Please reproduce every line of the material below word for word, leaving out the pictures.

:: INPUT ROWS

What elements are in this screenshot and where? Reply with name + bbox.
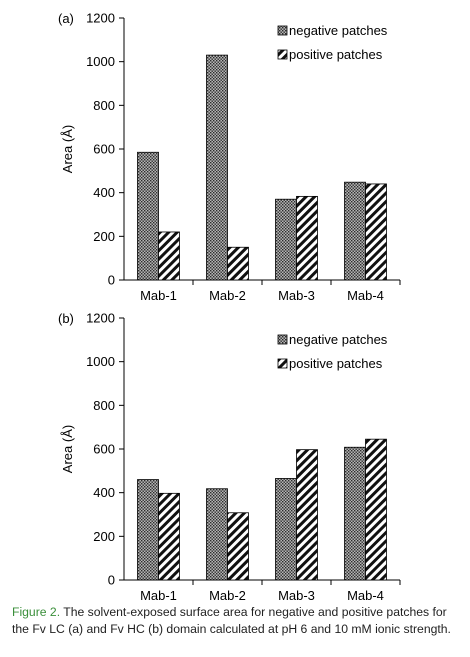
y-tick-label: 1000 [86,354,115,369]
bar-positive-mab-3 [296,449,318,581]
legend-label: negative patches [289,23,388,38]
caption-text: The solvent-exposed surface area for neg… [12,605,451,636]
bar-positive-mab-4 [365,183,387,281]
x-tick-label: Mab-2 [209,288,246,303]
caption-label: Figure 2. [12,605,61,619]
bar-negative-mab-1 [137,479,159,581]
panel-label: (a) [58,11,74,26]
y-tick-label: 800 [93,98,115,113]
legend-label: negative patches [289,332,388,347]
bar-negative-mab-3 [275,198,297,281]
y-tick-label: 200 [93,229,115,244]
y-tick-label: 1200 [86,311,115,326]
chart-panel-a: 0 200 400 600 800 1000 1200 (a) Area (Å) Mab-1 Mab… [58,11,401,303]
figure-caption: Figure 2. The solvent-exposed surface ar… [12,604,464,638]
panel-label: (b) [58,311,74,326]
bar-negative-mab-3 [275,478,297,581]
y-tick-label: 200 [93,529,115,544]
y-tick-label: 600 [93,142,115,157]
bar-negative-mab-4 [344,181,366,281]
y-tick-label: 400 [93,185,115,200]
x-tick-label: Mab-1 [140,588,177,600]
x-tick-label: Mab-2 [209,588,246,600]
legend-swatch [277,49,288,60]
y-tick-label: 0 [108,273,115,288]
bar-negative-mab-2 [206,488,228,581]
x-tick-label: Mab-1 [140,288,177,303]
x-tick-label: Mab-3 [278,588,315,600]
y-tick-label: 400 [93,485,115,500]
bar-positive-mab-1 [158,231,180,281]
y-axis-label: Area (Å) [60,425,75,473]
y-tick-label: 600 [93,442,115,457]
figure: 0 200 400 600 800 1000 1200 (a) Area (Å) Mab-1 Mab… [58,11,401,600]
chart-panel-b: 0 200 400 600 800 1000 1200 (b) Area (Å) Mab-1 Mab… [58,311,401,600]
y-tick-label: 0 [108,573,115,588]
legend-swatch [277,358,288,369]
bar-negative-mab-1 [137,151,159,281]
legend-label: positive patches [289,47,383,62]
x-tick-label: Mab-3 [278,288,315,303]
x-tick-label: Mab-4 [347,288,384,303]
bar-positive-mab-2 [227,512,249,581]
bar-positive-mab-4 [365,438,387,581]
legend-swatch [277,334,288,345]
y-tick-label: 1000 [86,54,115,69]
bar-positive-mab-3 [296,195,318,281]
y-axis-label: Area (Å) [60,125,75,173]
legend-label: positive patches [289,356,383,371]
x-tick-label: Mab-4 [347,588,384,600]
legend-swatch [277,25,288,36]
bar-positive-mab-2 [227,246,249,281]
y-tick-label: 1200 [86,11,115,26]
bar-negative-mab-2 [206,54,228,281]
bar-positive-mab-1 [158,492,180,581]
y-tick-label: 800 [93,398,115,413]
bar-negative-mab-4 [344,446,366,581]
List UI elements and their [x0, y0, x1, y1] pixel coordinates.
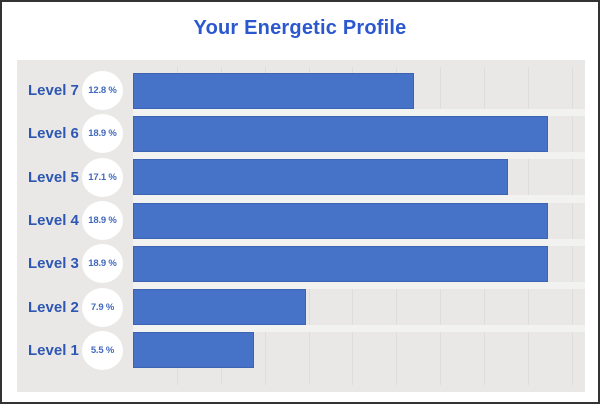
bar-level-6 — [133, 115, 548, 152]
bar-track — [133, 202, 585, 239]
value-badge: 18.9 % — [82, 244, 123, 284]
bar-row-level-4: Level 4 18.9 % — [17, 199, 585, 242]
bar-track — [133, 72, 585, 109]
bar-row-level-5: Level 5 17.1 % — [17, 156, 585, 199]
bar-level-7 — [133, 72, 414, 109]
value-badge: 18.9 % — [82, 201, 123, 241]
bar-row-level-7: Level 7 12.8 % — [17, 69, 585, 112]
bar-track — [133, 159, 585, 196]
bar-level-5 — [133, 159, 509, 196]
category-label: Level 6 — [28, 125, 79, 143]
bar-row-level-3: Level 3 18.9 % — [17, 242, 585, 285]
bar-level-1 — [133, 332, 254, 369]
bar-level-2 — [133, 289, 307, 326]
value-badge: 12.8 % — [82, 71, 123, 111]
bar-row-level-6: Level 6 18.9 % — [17, 112, 585, 155]
bar-track — [133, 245, 585, 282]
value-badge: 18.9 % — [82, 114, 123, 154]
bar-track — [133, 289, 585, 326]
category-label: Level 5 — [28, 168, 79, 186]
value-badge: 17.1 % — [82, 157, 123, 197]
bar-track — [133, 332, 585, 369]
bar-row-level-1: Level 1 5.5 % — [17, 329, 585, 372]
chart-plot-panel: Level 7 12.8 % Level 6 18.9 % Level 5 17… — [17, 60, 585, 392]
value-badge: 7.9 % — [82, 287, 123, 327]
category-label: Level 1 — [28, 341, 79, 359]
bar-rows: Level 7 12.8 % Level 6 18.9 % Level 5 17… — [17, 69, 585, 372]
value-badge: 5.5 % — [82, 330, 123, 370]
category-label: Level 3 — [28, 255, 79, 273]
bar-level-4 — [133, 202, 548, 239]
category-label: Level 2 — [28, 298, 79, 316]
category-label: Level 4 — [28, 212, 79, 230]
bar-row-level-2: Level 2 7.9 % — [17, 285, 585, 328]
bar-level-3 — [133, 245, 548, 282]
category-label: Level 7 — [28, 82, 79, 100]
bar-track — [133, 115, 585, 152]
chart-title: Your Energetic Profile — [193, 17, 407, 39]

::::

| EXERCISE OUTPUT |
What elements are in this screenshot and where? Reply with name + bbox.
y-tick-label: 1000 [86,354,115,369]
bar-positive-mab-3 [296,449,318,581]
legend-label: negative patches [289,23,388,38]
caption-text: The solvent-exposed surface area for neg… [12,605,451,636]
bar-positive-mab-4 [365,183,387,281]
x-tick-label: Mab-2 [209,288,246,303]
caption-label: Figure 2. [12,605,61,619]
bar-negative-mab-1 [137,479,159,581]
panel-label: (a) [58,11,74,26]
y-tick-label: 800 [93,98,115,113]
legend-label: negative patches [289,332,388,347]
bar-negative-mab-3 [275,198,297,281]
y-tick-label: 200 [93,229,115,244]
y-tick-label: 1200 [86,311,115,326]
chart-panel-a: 0 200 400 600 800 1000 1200 (a) Area (Å) Mab-1 Mab… [58,11,401,303]
figure-caption: Figure 2. The solvent-exposed surface ar… [12,604,464,638]
panel-label: (b) [58,311,74,326]
bar-negative-mab-3 [275,478,297,581]
y-tick-label: 200 [93,529,115,544]
y-tick-label: 600 [93,142,115,157]
bar-negative-mab-4 [344,181,366,281]
y-tick-label: 400 [93,185,115,200]
x-tick-label: Mab-1 [140,588,177,600]
x-tick-label: Mab-2 [209,588,246,600]
legend-swatch [277,49,288,60]
y-tick-label: 0 [108,273,115,288]
bar-negative-mab-2 [206,488,228,581]
x-tick-label: Mab-1 [140,288,177,303]
x-tick-label: Mab-3 [278,588,315,600]
y-tick-label: 400 [93,485,115,500]
bar-positive-mab-1 [158,231,180,281]
y-axis-label: Area (Å) [60,425,75,473]
y-tick-label: 600 [93,442,115,457]
figure: 0 200 400 600 800 1000 1200 (a) Area (Å) Mab-1 Mab… [58,11,401,600]
chart-panel-b: 0 200 400 600 800 1000 1200 (b) Area (Å) Mab-1 Mab… [58,311,401,600]
y-tick-label: 0 [108,573,115,588]
legend-swatch [277,358,288,369]
bar-negative-mab-1 [137,151,159,281]
legend-label: positive patches [289,47,383,62]
x-tick-label: Mab-3 [278,288,315,303]
x-tick-label: Mab-4 [347,288,384,303]
bar-positive-mab-2 [227,512,249,581]
bar-positive-mab-4 [365,438,387,581]
legend-swatch [277,334,288,345]
y-tick-label: 1000 [86,54,115,69]
bar-positive-mab-3 [296,195,318,281]
y-axis-label: Area (Å) [60,125,75,173]
legend-label: positive patches [289,356,383,371]
x-tick-label: Mab-4 [347,588,384,600]
legend-swatch [277,25,288,36]
bar-positive-mab-2 [227,246,249,281]
y-tick-label: 1200 [86,11,115,26]
bar-negative-mab-2 [206,54,228,281]
bar-positive-mab-1 [158,492,180,581]
y-tick-label: 800 [93,398,115,413]
bar-negative-mab-4 [344,446,366,581]
List UI elements and their [x0, y0, x1, y1] pixel coordinates.
bar-level-6 — [133, 115, 548, 152]
bar-track — [133, 202, 585, 239]
value-badge: 18.9 % — [82, 244, 123, 284]
bar-row-level-4: Level 4 18.9 % — [17, 199, 585, 242]
bar-track — [133, 72, 585, 109]
bar-row-level-5: Level 5 17.1 % — [17, 156, 585, 199]
bar-level-7 — [133, 72, 414, 109]
value-badge: 18.9 % — [82, 201, 123, 241]
bar-row-level-7: Level 7 12.8 % — [17, 69, 585, 112]
bar-track — [133, 159, 585, 196]
bar-level-5 — [133, 159, 509, 196]
category-label: Level 6 — [28, 125, 79, 143]
bar-row-level-3: Level 3 18.9 % — [17, 242, 585, 285]
bar-level-1 — [133, 332, 254, 369]
bar-level-2 — [133, 289, 307, 326]
value-badge: 12.8 % — [82, 71, 123, 111]
bar-row-level-6: Level 6 18.9 % — [17, 112, 585, 155]
bar-track — [133, 245, 585, 282]
value-badge: 18.9 % — [82, 114, 123, 154]
bar-track — [133, 289, 585, 326]
category-label: Level 5 — [28, 168, 79, 186]
value-badge: 17.1 % — [82, 157, 123, 197]
bar-track — [133, 332, 585, 369]
bar-row-level-1: Level 1 5.5 % — [17, 329, 585, 372]
chart-plot-panel: Level 7 12.8 % Level 6 18.9 % Level 5 17… — [17, 60, 585, 392]
value-badge: 7.9 % — [82, 287, 123, 327]
category-label: Level 1 — [28, 341, 79, 359]
bar-rows: Level 7 12.8 % Level 6 18.9 % Level 5 17… — [17, 69, 585, 372]
value-badge: 5.5 % — [82, 330, 123, 370]
category-label: Level 3 — [28, 255, 79, 273]
bar-level-4 — [133, 202, 548, 239]
category-label: Level 2 — [28, 298, 79, 316]
category-label: Level 4 — [28, 212, 79, 230]
bar-row-level-2: Level 2 7.9 % — [17, 285, 585, 328]
bar-level-3 — [133, 245, 548, 282]
category-label: Level 7 — [28, 82, 79, 100]
bar-track — [133, 115, 585, 152]
chart-title: Your Energetic Profile — [193, 17, 407, 39]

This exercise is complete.